═══ Stored rows

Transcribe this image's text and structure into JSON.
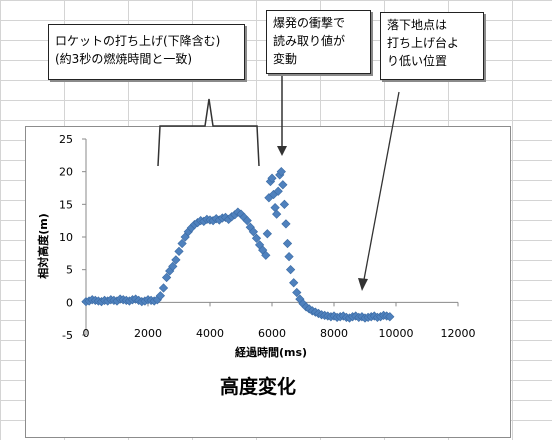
{
  "colors": {
    "marker": "#4f81bd",
    "marker_stroke": "#3a6aa3",
    "grid_line": "#d4d4d4",
    "frame_border": "#8c8c8c",
    "callout_border": "#222222",
    "arrow": "#333333"
  },
  "callouts": [
    {
      "lines": [
        "ロケットの打ち上げ(下降含む)",
        "(約3秒の燃焼時間と一致)"
      ]
    },
    {
      "lines": [
        "爆発の衝撃で",
        "読み取り値が",
        "変動"
      ]
    },
    {
      "lines": [
        "落下地点は",
        "打ち上げ台よ",
        "り低い位置"
      ]
    }
  ],
  "chart_data": {
    "type": "scatter",
    "title": "高度変化",
    "xlabel": "経過時間(ms)",
    "ylabel": "相対高度(m)",
    "xlim": [
      0,
      12000
    ],
    "ylim": [
      -5,
      25
    ],
    "xticks": [
      0,
      2000,
      4000,
      6000,
      8000,
      10000,
      12000
    ],
    "yticks": [
      -5,
      0,
      5,
      10,
      15,
      20,
      25
    ],
    "grid": false,
    "legend": "none",
    "marker": "diamond",
    "series": [
      {
        "points": [
          [
            0,
            0.1
          ],
          [
            100,
            0.2
          ],
          [
            200,
            0.4
          ],
          [
            300,
            0.3
          ],
          [
            400,
            0.2
          ],
          [
            500,
            0.1
          ],
          [
            600,
            0.3
          ],
          [
            700,
            0.2
          ],
          [
            800,
            0.4
          ],
          [
            900,
            0.3
          ],
          [
            1000,
            0.2
          ],
          [
            1100,
            0.5
          ],
          [
            1200,
            0.4
          ],
          [
            1300,
            0.3
          ],
          [
            1400,
            0.2
          ],
          [
            1500,
            0.4
          ],
          [
            1600,
            0.5
          ],
          [
            1700,
            0.3
          ],
          [
            1800,
            0.1
          ],
          [
            1900,
            0.2
          ],
          [
            2000,
            0.4
          ],
          [
            2100,
            0.3
          ],
          [
            2200,
            0.2
          ],
          [
            2300,
            0.4
          ],
          [
            2400,
            1.0
          ],
          [
            2500,
            2.2
          ],
          [
            2600,
            3.8
          ],
          [
            2700,
            4.8
          ],
          [
            2800,
            5.5
          ],
          [
            2900,
            6.5
          ],
          [
            3000,
            7.8
          ],
          [
            3100,
            9.0
          ],
          [
            3200,
            10.0
          ],
          [
            3300,
            10.8
          ],
          [
            3400,
            11.4
          ],
          [
            3500,
            11.9
          ],
          [
            3600,
            12.2
          ],
          [
            3700,
            12.5
          ],
          [
            3800,
            12.4
          ],
          [
            3900,
            12.7
          ],
          [
            4000,
            12.6
          ],
          [
            4100,
            12.5
          ],
          [
            4200,
            12.8
          ],
          [
            4300,
            12.6
          ],
          [
            4400,
            12.9
          ],
          [
            4500,
            13.0
          ],
          [
            4600,
            12.7
          ],
          [
            4700,
            13.1
          ],
          [
            4800,
            13.4
          ],
          [
            4900,
            13.8
          ],
          [
            5000,
            13.5
          ],
          [
            5100,
            13.0
          ],
          [
            5200,
            12.5
          ],
          [
            5300,
            11.5
          ],
          [
            5400,
            10.8
          ],
          [
            5500,
            9.8
          ],
          [
            5600,
            8.8
          ],
          [
            5700,
            8.0
          ],
          [
            5800,
            7.2
          ],
          [
            5850,
            10.5
          ],
          [
            5900,
            16.0
          ],
          [
            5950,
            18.5
          ],
          [
            6000,
            19.0
          ],
          [
            6050,
            16.5
          ],
          [
            6100,
            14.5
          ],
          [
            6150,
            13.5
          ],
          [
            6200,
            17.0
          ],
          [
            6250,
            19.5
          ],
          [
            6300,
            20.0
          ],
          [
            6350,
            18.0
          ],
          [
            6400,
            15.0
          ],
          [
            6450,
            12.0
          ],
          [
            6500,
            9.0
          ],
          [
            6550,
            7.0
          ],
          [
            6600,
            5.0
          ],
          [
            6700,
            3.0
          ],
          [
            6800,
            1.5
          ],
          [
            6900,
            0.5
          ],
          [
            7000,
            -0.2
          ],
          [
            7100,
            -0.7
          ],
          [
            7200,
            -1.0
          ],
          [
            7300,
            -1.3
          ],
          [
            7400,
            -1.5
          ],
          [
            7500,
            -1.7
          ],
          [
            7600,
            -1.9
          ],
          [
            7700,
            -2.0
          ],
          [
            7800,
            -2.1
          ],
          [
            7900,
            -2.2
          ],
          [
            8000,
            -2.1
          ],
          [
            8100,
            -2.3
          ],
          [
            8200,
            -2.2
          ],
          [
            8300,
            -2.1
          ],
          [
            8400,
            -2.3
          ],
          [
            8500,
            -2.4
          ],
          [
            8600,
            -2.2
          ],
          [
            8700,
            -2.1
          ],
          [
            8800,
            -2.3
          ],
          [
            8900,
            -2.2
          ],
          [
            9000,
            -2.4
          ],
          [
            9100,
            -2.3
          ],
          [
            9200,
            -2.2
          ],
          [
            9300,
            -2.1
          ],
          [
            9400,
            -2.3
          ],
          [
            9500,
            -2.2
          ],
          [
            9600,
            -2.0
          ],
          [
            9700,
            -2.1
          ],
          [
            9800,
            -2.2
          ]
        ]
      }
    ]
  }
}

══════

● **The request**
Restate the whole of the material word for word without the pictures.

● **Solution to this task**
Transcribe this image's text and structure into JSON.
{
  "colors": {
    "marker": "#4f81bd",
    "marker_stroke": "#3a6aa3",
    "grid_line": "#d4d4d4",
    "frame_border": "#8c8c8c",
    "callout_border": "#222222",
    "arrow": "#333333"
  },
  "callouts": [
    {
      "lines": [
        "ロケットの打ち上げ(下降含む)",
        "(約3秒の燃焼時間と一致)"
      ]
    },
    {
      "lines": [
        "爆発の衝撃で",
        "読み取り値が",
        "変動"
      ]
    },
    {
      "lines": [
        "落下地点は",
        "打ち上げ台よ",
        "り低い位置"
      ]
    }
  ],
  "chart_data": {
    "type": "scatter",
    "title": "高度変化",
    "xlabel": "経過時間(ms)",
    "ylabel": "相対高度(m)",
    "xlim": [
      0,
      12000
    ],
    "ylim": [
      -5,
      25
    ],
    "xticks": [
      0,
      2000,
      4000,
      6000,
      8000,
      10000,
      12000
    ],
    "yticks": [
      -5,
      0,
      5,
      10,
      15,
      20,
      25
    ],
    "grid": false,
    "legend": "none",
    "marker": "diamond",
    "series": [
      {
        "points": [
          [
            0,
            0.1
          ],
          [
            100,
            0.2
          ],
          [
            200,
            0.4
          ],
          [
            300,
            0.3
          ],
          [
            400,
            0.2
          ],
          [
            500,
            0.1
          ],
          [
            600,
            0.3
          ],
          [
            700,
            0.2
          ],
          [
            800,
            0.4
          ],
          [
            900,
            0.3
          ],
          [
            1000,
            0.2
          ],
          [
            1100,
            0.5
          ],
          [
            1200,
            0.4
          ],
          [
            1300,
            0.3
          ],
          [
            1400,
            0.2
          ],
          [
            1500,
            0.4
          ],
          [
            1600,
            0.5
          ],
          [
            1700,
            0.3
          ],
          [
            1800,
            0.1
          ],
          [
            1900,
            0.2
          ],
          [
            2000,
            0.4
          ],
          [
            2100,
            0.3
          ],
          [
            2200,
            0.2
          ],
          [
            2300,
            0.4
          ],
          [
            2400,
            1.0
          ],
          [
            2500,
            2.2
          ],
          [
            2600,
            3.8
          ],
          [
            2700,
            4.8
          ],
          [
            2800,
            5.5
          ],
          [
            2900,
            6.5
          ],
          [
            3000,
            7.8
          ],
          [
            3100,
            9.0
          ],
          [
            3200,
            10.0
          ],
          [
            3300,
            10.8
          ],
          [
            3400,
            11.4
          ],
          [
            3500,
            11.9
          ],
          [
            3600,
            12.2
          ],
          [
            3700,
            12.5
          ],
          [
            3800,
            12.4
          ],
          [
            3900,
            12.7
          ],
          [
            4000,
            12.6
          ],
          [
            4100,
            12.5
          ],
          [
            4200,
            12.8
          ],
          [
            4300,
            12.6
          ],
          [
            4400,
            12.9
          ],
          [
            4500,
            13.0
          ],
          [
            4600,
            12.7
          ],
          [
            4700,
            13.1
          ],
          [
            4800,
            13.4
          ],
          [
            4900,
            13.8
          ],
          [
            5000,
            13.5
          ],
          [
            5100,
            13.0
          ],
          [
            5200,
            12.5
          ],
          [
            5300,
            11.5
          ],
          [
            5400,
            10.8
          ],
          [
            5500,
            9.8
          ],
          [
            5600,
            8.8
          ],
          [
            5700,
            8.0
          ],
          [
            5800,
            7.2
          ],
          [
            5850,
            10.5
          ],
          [
            5900,
            16.0
          ],
          [
            5950,
            18.5
          ],
          [
            6000,
            19.0
          ],
          [
            6050,
            16.5
          ],
          [
            6100,
            14.5
          ],
          [
            6150,
            13.5
          ],
          [
            6200,
            17.0
          ],
          [
            6250,
            19.5
          ],
          [
            6300,
            20.0
          ],
          [
            6350,
            18.0
          ],
          [
            6400,
            15.0
          ],
          [
            6450,
            12.0
          ],
          [
            6500,
            9.0
          ],
          [
            6550,
            7.0
          ],
          [
            6600,
            5.0
          ],
          [
            6700,
            3.0
          ],
          [
            6800,
            1.5
          ],
          [
            6900,
            0.5
          ],
          [
            7000,
            -0.2
          ],
          [
            7100,
            -0.7
          ],
          [
            7200,
            -1.0
          ],
          [
            7300,
            -1.3
          ],
          [
            7400,
            -1.5
          ],
          [
            7500,
            -1.7
          ],
          [
            7600,
            -1.9
          ],
          [
            7700,
            -2.0
          ],
          [
            7800,
            -2.1
          ],
          [
            7900,
            -2.2
          ],
          [
            8000,
            -2.1
          ],
          [
            8100,
            -2.3
          ],
          [
            8200,
            -2.2
          ],
          [
            8300,
            -2.1
          ],
          [
            8400,
            -2.3
          ],
          [
            8500,
            -2.4
          ],
          [
            8600,
            -2.2
          ],
          [
            8700,
            -2.1
          ],
          [
            8800,
            -2.3
          ],
          [
            8900,
            -2.2
          ],
          [
            9000,
            -2.4
          ],
          [
            9100,
            -2.3
          ],
          [
            9200,
            -2.2
          ],
          [
            9300,
            -2.1
          ],
          [
            9400,
            -2.3
          ],
          [
            9500,
            -2.2
          ],
          [
            9600,
            -2.0
          ],
          [
            9700,
            -2.1
          ],
          [
            9800,
            -2.2
          ]
        ]
      }
    ]
  }
}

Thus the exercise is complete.